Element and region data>
◆ ◆ ◆ ◆ ◆
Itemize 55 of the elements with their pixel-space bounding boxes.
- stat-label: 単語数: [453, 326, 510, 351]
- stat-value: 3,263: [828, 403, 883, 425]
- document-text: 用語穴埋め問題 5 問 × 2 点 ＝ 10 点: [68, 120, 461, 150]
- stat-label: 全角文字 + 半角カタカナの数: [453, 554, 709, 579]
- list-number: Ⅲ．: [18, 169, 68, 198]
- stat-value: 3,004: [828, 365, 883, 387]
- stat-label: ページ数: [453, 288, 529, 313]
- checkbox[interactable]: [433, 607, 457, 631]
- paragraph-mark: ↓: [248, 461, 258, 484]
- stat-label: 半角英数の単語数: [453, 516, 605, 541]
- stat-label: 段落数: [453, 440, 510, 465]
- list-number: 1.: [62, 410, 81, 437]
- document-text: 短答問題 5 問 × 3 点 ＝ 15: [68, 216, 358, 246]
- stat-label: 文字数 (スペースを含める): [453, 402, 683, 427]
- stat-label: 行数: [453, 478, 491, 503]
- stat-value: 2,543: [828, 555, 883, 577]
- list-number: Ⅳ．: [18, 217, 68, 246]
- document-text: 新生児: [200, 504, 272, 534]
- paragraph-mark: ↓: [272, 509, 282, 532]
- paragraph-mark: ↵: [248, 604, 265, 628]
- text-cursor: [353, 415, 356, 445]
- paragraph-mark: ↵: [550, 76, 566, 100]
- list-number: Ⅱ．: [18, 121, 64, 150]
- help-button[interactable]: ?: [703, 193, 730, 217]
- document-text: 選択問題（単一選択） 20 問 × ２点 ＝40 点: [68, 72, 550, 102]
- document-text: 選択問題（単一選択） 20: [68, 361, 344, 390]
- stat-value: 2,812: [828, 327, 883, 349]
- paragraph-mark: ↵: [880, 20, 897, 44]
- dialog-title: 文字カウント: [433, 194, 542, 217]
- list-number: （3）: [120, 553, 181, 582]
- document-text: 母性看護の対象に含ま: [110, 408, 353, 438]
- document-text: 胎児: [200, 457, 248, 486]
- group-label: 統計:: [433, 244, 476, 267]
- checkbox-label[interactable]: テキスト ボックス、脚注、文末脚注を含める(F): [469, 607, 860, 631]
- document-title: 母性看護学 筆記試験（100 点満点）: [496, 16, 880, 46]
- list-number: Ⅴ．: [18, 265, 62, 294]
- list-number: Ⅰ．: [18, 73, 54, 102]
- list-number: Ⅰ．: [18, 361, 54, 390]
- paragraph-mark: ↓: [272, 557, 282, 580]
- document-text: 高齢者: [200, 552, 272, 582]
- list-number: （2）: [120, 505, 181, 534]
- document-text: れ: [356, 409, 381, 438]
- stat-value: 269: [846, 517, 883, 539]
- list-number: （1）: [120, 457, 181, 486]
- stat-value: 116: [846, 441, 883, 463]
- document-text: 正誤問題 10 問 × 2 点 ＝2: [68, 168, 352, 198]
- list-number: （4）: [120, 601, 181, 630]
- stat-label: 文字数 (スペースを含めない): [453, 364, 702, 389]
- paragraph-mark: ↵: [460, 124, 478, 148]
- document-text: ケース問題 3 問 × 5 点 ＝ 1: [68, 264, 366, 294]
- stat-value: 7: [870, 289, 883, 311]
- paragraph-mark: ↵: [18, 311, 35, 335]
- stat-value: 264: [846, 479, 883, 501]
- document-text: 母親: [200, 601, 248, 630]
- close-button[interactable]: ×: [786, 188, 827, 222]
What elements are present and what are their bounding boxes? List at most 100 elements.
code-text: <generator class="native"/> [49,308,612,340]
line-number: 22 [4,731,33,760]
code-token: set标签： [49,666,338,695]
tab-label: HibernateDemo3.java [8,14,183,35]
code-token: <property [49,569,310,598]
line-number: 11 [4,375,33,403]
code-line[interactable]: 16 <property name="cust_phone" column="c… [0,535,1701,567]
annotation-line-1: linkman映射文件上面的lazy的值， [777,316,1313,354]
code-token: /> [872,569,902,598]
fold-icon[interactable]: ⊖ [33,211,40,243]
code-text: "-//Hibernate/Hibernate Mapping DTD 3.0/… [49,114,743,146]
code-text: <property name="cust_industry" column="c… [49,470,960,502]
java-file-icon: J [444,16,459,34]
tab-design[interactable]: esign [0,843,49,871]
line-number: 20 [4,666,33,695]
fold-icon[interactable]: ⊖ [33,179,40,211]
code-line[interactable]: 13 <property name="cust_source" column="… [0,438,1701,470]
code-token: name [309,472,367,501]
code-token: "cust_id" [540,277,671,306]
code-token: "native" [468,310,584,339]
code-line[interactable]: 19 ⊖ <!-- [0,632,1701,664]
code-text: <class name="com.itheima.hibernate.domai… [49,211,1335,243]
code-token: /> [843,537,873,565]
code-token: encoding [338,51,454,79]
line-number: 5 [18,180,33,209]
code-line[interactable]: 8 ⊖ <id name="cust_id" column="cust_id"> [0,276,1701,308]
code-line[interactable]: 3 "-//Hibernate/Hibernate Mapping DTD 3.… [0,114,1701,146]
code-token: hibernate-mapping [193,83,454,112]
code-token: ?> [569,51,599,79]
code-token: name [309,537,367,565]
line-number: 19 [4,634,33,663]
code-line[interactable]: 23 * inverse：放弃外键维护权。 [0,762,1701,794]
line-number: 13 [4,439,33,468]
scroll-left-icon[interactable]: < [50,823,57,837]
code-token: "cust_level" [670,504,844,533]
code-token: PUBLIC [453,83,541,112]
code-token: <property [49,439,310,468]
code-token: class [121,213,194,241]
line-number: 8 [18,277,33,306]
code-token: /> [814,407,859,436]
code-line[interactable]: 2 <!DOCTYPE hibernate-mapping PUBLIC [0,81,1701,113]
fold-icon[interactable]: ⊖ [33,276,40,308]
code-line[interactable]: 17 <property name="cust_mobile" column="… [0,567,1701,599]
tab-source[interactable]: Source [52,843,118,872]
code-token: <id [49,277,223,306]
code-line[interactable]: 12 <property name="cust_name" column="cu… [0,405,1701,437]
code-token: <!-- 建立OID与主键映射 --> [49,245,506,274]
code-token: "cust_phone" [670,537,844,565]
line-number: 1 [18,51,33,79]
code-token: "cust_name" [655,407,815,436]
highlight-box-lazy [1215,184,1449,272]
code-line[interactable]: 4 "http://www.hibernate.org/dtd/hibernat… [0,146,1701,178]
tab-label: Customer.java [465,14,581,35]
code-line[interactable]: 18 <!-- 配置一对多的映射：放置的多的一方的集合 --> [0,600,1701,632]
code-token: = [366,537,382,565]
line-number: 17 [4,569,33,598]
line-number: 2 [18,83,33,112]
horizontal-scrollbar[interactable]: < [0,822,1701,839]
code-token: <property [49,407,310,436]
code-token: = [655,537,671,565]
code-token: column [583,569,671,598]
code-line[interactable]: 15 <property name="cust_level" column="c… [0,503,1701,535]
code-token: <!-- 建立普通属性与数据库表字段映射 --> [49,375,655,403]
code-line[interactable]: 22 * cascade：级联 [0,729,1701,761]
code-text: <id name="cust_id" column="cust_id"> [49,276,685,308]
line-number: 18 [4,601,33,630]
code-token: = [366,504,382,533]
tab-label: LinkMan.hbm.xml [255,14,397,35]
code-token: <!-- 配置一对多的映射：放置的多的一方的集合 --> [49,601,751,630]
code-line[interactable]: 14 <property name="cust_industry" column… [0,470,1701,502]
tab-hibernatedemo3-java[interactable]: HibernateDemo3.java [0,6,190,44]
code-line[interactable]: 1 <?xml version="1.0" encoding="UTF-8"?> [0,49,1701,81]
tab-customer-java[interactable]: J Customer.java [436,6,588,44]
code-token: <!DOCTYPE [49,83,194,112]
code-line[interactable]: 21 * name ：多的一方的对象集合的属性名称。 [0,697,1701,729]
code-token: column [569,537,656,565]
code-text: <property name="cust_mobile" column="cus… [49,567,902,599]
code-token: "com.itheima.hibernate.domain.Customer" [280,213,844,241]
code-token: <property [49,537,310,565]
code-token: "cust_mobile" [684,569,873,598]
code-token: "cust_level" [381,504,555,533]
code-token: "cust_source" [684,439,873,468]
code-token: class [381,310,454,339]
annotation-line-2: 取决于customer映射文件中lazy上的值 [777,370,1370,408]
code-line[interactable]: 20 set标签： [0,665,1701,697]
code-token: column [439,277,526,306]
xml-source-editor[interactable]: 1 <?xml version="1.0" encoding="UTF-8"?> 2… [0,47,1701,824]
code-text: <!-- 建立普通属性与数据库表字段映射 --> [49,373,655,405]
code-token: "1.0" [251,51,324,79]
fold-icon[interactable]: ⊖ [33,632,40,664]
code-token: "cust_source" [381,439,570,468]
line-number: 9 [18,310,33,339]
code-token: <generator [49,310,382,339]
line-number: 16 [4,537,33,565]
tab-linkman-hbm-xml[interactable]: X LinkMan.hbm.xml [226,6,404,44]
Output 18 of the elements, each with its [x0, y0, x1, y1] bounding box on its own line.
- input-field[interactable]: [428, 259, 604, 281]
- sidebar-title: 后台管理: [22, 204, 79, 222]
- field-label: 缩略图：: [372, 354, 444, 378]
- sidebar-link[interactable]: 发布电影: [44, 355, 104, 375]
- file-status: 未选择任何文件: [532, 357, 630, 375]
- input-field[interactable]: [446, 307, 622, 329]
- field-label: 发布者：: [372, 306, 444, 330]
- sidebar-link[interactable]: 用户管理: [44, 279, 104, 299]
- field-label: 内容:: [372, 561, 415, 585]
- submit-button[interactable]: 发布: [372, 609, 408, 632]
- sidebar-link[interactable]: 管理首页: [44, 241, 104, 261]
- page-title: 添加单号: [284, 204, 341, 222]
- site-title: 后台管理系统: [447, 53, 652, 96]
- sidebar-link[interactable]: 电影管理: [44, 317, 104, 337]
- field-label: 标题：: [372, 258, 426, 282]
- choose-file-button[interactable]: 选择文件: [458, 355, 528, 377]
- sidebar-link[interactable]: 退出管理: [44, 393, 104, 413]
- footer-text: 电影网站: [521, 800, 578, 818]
◆ ◆ ◆ ◆ ◆
Exercise goal>
Pull out the lines of the material word for word, starting at its first line and ending at the line that contains "- stat-value: 7: [870, 289, 883, 311]", with both of those lines included.

Complete answer>
Itemize 55 of the elements with their pixel-space bounding boxes.
- stat-label: 単語数: [453, 326, 510, 351]
- stat-value: 3,263: [828, 403, 883, 425]
- document-text: 用語穴埋め問題 5 問 × 2 点 ＝ 10 点: [68, 120, 461, 150]
- stat-label: 全角文字 + 半角カタカナの数: [453, 554, 709, 579]
- list-number: Ⅲ．: [18, 169, 68, 198]
- stat-value: 3,004: [828, 365, 883, 387]
- stat-label: ページ数: [453, 288, 529, 313]
- checkbox[interactable]: [433, 607, 457, 631]
- paragraph-mark: ↓: [248, 461, 258, 484]
- stat-label: 半角英数の単語数: [453, 516, 605, 541]
- stat-label: 段落数: [453, 440, 510, 465]
- list-number: 1.: [62, 410, 81, 437]
- document-text: 短答問題 5 問 × 3 点 ＝ 15: [68, 216, 358, 246]
- stat-label: 文字数 (スペースを含める): [453, 402, 683, 427]
- stat-label: 行数: [453, 478, 491, 503]
- stat-value: 2,543: [828, 555, 883, 577]
- list-number: Ⅳ．: [18, 217, 68, 246]
- document-text: 新生児: [200, 504, 272, 534]
- paragraph-mark: ↓: [272, 509, 282, 532]
- paragraph-mark: ↵: [248, 604, 265, 628]
- text-cursor: [353, 415, 356, 445]
- paragraph-mark: ↵: [550, 76, 566, 100]
- list-number: Ⅱ．: [18, 121, 64, 150]
- help-button[interactable]: ?: [703, 193, 730, 217]
- document-text: 選択問題（単一選択） 20 問 × ２点 ＝40 点: [68, 72, 550, 102]
- document-text: 選択問題（単一選択） 20: [68, 361, 344, 390]
- stat-value: 2,812: [828, 327, 883, 349]
- paragraph-mark: ↵: [880, 20, 897, 44]
- dialog-title: 文字カウント: [433, 194, 542, 217]
- list-number: （3）: [120, 553, 181, 582]
- document-text: 母性看護の対象に含ま: [110, 408, 353, 438]
- document-text: 胎児: [200, 457, 248, 486]
- group-label: 統計:: [433, 244, 476, 267]
- checkbox-label[interactable]: テキスト ボックス、脚注、文末脚注を含める(F): [469, 607, 860, 631]
- document-title: 母性看護学 筆記試験（100 点満点）: [496, 16, 880, 46]
- list-number: Ⅴ．: [18, 265, 62, 294]
- list-number: Ⅰ．: [18, 73, 54, 102]
- list-number: Ⅰ．: [18, 361, 54, 390]
- paragraph-mark: ↓: [272, 557, 282, 580]
- document-text: 高齢者: [200, 552, 272, 582]
- list-number: （2）: [120, 505, 181, 534]
- document-text: れ: [356, 409, 381, 438]
- stat-value: 269: [846, 517, 883, 539]
- list-number: （1）: [120, 457, 181, 486]
- stat-value: 116: [846, 441, 883, 463]
- document-text: 正誤問題 10 問 × 2 点 ＝2: [68, 168, 352, 198]
- list-number: （4）: [120, 601, 181, 630]
- stat-label: 文字数 (スペースを含めない): [453, 364, 702, 389]
- paragraph-mark: ↵: [460, 124, 478, 148]
- document-text: ケース問題 3 問 × 5 点 ＝ 1: [68, 264, 366, 294]
- stat-value: 7: [870, 289, 883, 311]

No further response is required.